On Sunday, the New York Times reported that hundreds of thousands of individuals who signed onto health care plans through exchanges established by the Affordable Care Act (ACA) are being contacted to clarify issues regarding eligibility requirements included in the application. Because of these data discrepancies, many beneficiaries, whose income, immigration status, or citizenship status don’t match up with government records, are receiving incorrect federal subsidies that will possibly have to be repaid when 2014 tax returns are filed next year. 

These application complications, which are still being ironed out by the Congressional Budget Office and Serco (the federal ObamaCare contractor), are partly driven by one of the many perverse incentives that exist under ACA.

Because federal subsidies operate on a sliding scale – meaning those who earn more annually receive less government assistance than those who earn less – people now have a motivation to report a lower income on their application than they may actually earn. President Obama’s administration neglected to establish a sound verification system to validate income details and ensure the correct payment of subsidies, which ultimately resulted in over one million Americans who qualified for subsidies having income discrepancies. Without a means to confirm qualifications, tax credits could have been doled out to anyone – including an average, middle class individual capable of purchasing health insurance independently without the assistance of the government.

Additionally, sliding scale subsidies, along with other mandates implemented under ACA, have created counterproductive incentives that extend beyond the scope of applications. According to the research of the Wall Street Journal’s David Gamage in 2012, a family of four deciding whether to maintain a part-time job paying $32,000 a year or accept a raise of $12,000 a year to work full-time would be motivated to turn down the raise as they run the risk of losing over $10,000 a year in federal subsidies. Furthermore, employers could save over $3,000 a year avoiding ObamaCare’s mandate penalties by switching low-income employees to part-time positions instead of providing them with company health insurance.

▬▬▬

Reproduce the passage about Affordable Care Act subsidies verbatim, from its first sentence to its last.

[Page segmentation data]

▬▬▬

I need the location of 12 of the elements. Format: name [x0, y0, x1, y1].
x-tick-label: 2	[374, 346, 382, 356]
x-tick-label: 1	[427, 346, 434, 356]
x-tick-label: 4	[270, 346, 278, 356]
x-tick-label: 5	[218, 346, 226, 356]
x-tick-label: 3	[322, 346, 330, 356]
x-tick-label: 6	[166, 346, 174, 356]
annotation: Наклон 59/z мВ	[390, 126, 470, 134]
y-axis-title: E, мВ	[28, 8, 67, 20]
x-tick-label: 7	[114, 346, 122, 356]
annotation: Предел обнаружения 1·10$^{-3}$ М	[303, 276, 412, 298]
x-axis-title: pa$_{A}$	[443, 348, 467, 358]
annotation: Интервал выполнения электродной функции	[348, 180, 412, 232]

▬▬▬

**Output for this exercise**
On Sunday, the New York Times reported that hundreds of thousands of individuals who signed onto health care plans through exchanges established by the Affordable Care Act (ACA) are being contacted to clarify issues regarding eligibility requirements included in the application. Because of these data discrepancies, many beneficiaries, whose income, immigration status, or citizenship status don’t match up with government records, are receiving incorrect federal subsidies that will possibly have to be repaid when 2014 tax returns are filed next year. 

These application complications, which are still being ironed out by the Congressional Budget Office and Serco (the federal ObamaCare contractor), are partly driven by one of the many perverse incentives that exist under ACA.

Because federal subsidies operate on a sliding scale – meaning those who earn more annually receive less government assistance than those who earn less – people now have a motivation to report a lower income on their application than they may actually earn. President Obama’s administration neglected to establish a sound verification system to validate income details and ensure the correct payment of subsidies, which ultimately resulted in over one million Americans who qualified for subsidies having income discrepancies. Without a means to confirm qualifications, tax credits could have been doled out to anyone – including an average, middle class individual capable of purchasing health insurance independently without the assistance of the government.

Additionally, sliding scale subsidies, along with other mandates implemented under ACA, have created counterproductive incentives that extend beyond the scope of applications. According to the research of the Wall Street Journal’s David Gamage in 2012, a family of four deciding whether to maintain a part-time job paying $32,000 a year or accept a raise of $12,000 a year to work full-time would be motivated to turn down the raise as they run the risk of losing over $10,000 a year in federal subsidies. Furthermore, employers could save over $3,000 a year avoiding ObamaCare’s mandate penalties by switching low-income employees to part-time positions instead of providing them with company health insurance.